**TEXTE FOURNI**
Physiologie

2.  LA FONCTION ALIMENTAIRE

Le corps d'un acridien contient de 60 à 75 % d'eau. Le reste se répartit ainsi :
  – protéines : 60 %
  – glucides : 24 %
  – lipides : 12 %
  – sels minéraux : 4 %.

Les principaux constituants non organiques sont :
  – le phosphore, dans les tissus,
  – le sodium et le potassium, dans l'hémolymphe,
  – le calcaire et la silice, dans la cuticule,
  – plus rarement le cuivre, le manganèse, le sélénium, le lithium, le barium, le strontium.

Un criquet dispose de plusieurs sources d'approvisionnement hydrique :
  – eau contenue dans la végétation fraîche,
  – eau absorbée directement,
  – récupération d'une partie de l'eau contenue dans les excréments,
  – remise en circulation de l'eau plasmatique de l'hémolymphe,
  – oxydation des lipides, des glucides et des protides,
  – fixation de la vapeur d'eau de l'air au niveau des trachéoles ou à travers le tégument.

Ces gains compensent les pertes d'eau que l'insecte subit à chaque moment par :
  – excrétion : les excréments sont toujours plus ou moins humides,
  – évaporation stigmatique au moment des expirations,
  – évaporation cuticulaire.

Évolution comparée du poids de matière végétale sèche ingérée (1) et du poids des excréments (fèces) desséchés (2) émis par le Criquet pèlerin Schistocerca gregaria au cours de son développement larvaire (stades I à IV) et imaginal (d'après P.M. DAVEY, 1954).

[Entrées enregistrées]

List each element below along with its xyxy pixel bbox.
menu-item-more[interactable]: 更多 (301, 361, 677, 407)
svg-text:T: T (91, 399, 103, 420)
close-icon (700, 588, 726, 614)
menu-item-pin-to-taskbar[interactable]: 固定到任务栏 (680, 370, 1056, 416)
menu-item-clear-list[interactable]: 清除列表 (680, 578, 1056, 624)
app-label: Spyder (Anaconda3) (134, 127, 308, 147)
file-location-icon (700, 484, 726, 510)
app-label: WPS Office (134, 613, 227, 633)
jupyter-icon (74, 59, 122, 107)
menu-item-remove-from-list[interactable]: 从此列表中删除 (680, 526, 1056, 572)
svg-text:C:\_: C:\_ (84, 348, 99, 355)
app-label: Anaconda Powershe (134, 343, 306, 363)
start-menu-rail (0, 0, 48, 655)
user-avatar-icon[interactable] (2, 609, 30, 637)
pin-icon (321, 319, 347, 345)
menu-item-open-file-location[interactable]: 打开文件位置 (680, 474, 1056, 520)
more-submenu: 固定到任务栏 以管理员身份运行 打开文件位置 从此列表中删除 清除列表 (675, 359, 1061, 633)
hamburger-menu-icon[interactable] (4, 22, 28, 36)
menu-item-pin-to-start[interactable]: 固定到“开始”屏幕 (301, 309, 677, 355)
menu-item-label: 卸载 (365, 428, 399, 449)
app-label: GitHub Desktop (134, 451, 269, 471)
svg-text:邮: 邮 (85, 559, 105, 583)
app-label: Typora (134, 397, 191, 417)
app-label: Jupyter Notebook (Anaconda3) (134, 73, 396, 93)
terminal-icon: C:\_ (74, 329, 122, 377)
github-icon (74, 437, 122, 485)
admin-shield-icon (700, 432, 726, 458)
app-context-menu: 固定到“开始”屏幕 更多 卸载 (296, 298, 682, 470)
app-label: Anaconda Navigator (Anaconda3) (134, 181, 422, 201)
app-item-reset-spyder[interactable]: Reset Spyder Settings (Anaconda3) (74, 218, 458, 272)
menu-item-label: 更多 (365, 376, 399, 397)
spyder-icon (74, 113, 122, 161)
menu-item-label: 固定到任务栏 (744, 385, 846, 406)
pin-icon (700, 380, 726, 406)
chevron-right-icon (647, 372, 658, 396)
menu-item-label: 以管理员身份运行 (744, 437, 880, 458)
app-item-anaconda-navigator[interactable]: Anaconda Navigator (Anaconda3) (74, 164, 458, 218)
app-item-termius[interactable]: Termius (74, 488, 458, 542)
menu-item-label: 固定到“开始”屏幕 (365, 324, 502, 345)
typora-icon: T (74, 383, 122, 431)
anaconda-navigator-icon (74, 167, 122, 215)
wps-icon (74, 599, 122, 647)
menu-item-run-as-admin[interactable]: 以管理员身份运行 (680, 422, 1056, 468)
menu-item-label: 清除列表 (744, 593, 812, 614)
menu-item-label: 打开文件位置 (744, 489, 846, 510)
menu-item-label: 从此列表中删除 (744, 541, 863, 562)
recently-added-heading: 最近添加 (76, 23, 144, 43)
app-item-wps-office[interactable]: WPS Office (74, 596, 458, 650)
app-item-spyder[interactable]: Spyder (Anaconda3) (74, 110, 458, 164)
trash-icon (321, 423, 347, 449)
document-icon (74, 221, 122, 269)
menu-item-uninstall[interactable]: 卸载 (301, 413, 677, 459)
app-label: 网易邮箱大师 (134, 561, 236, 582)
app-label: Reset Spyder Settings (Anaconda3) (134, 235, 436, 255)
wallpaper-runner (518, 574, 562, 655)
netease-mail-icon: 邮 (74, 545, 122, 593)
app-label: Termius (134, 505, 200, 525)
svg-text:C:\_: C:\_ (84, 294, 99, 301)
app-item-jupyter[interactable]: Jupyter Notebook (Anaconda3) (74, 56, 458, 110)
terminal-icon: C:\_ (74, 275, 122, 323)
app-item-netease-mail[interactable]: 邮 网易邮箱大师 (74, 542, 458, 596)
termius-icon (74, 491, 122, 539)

**EXERCICES**
1. Relevez, dans le passage sur la fonction alimentaire des acridiens, toutes les sources d'approvisionnement en eau dont dispose un criquet.
2. Continuez le passage sur la fonction alimentaire des acridiens après sa dernière phrase.

**CORRIGÉ**
1.
– eau contenue dans la végétation fraîche
– eau absorbée directement
– récupération d'une partie de l'eau contenue dans les excréments
– remise en circulation de l'eau plasmatique de l'hémolymphe
– oxydation des lipides, des glucides et des protides
– fixation de la vapeur d'eau de l'air au niveau des trachéoles ou à travers le tégument

2.
Les deux courbes présentent une évolution ressemblante tout au long de la vie de l'acridien, y compris pendant les phases de mue et de ponte. Il semble donc que l'excrétion soit proportionnelle à l'alimentation, ce qui, globalement, permet de supposer que le coefficient d'utilisation digestive reste pratiquement constant dans les conditions d'observation.

L'acridien a un régime phytophage. Il utilise de 20 à 80 % des aliments consommés. L'assimilation se fait principalement au niveau de l'intestin moyen et des CAECA gastriques. L'eau est récupérée par l'ILEON et le RECTUM. Le reste est rejeté sous forme d'excréments (fèces), débris alimentaires enrobés de lambeaux de membrane péritrophique.

L'excédent nutritionnel est stocké dans le tissu adipeux placé sous le diaphragme dorsal du thorax et de l'abdomen, qui représente 5 à 10 % du poids du corps. Un métabolisme intermédiaire convertit les glucides et les protéines en énergie utilisable par les muscles du vol.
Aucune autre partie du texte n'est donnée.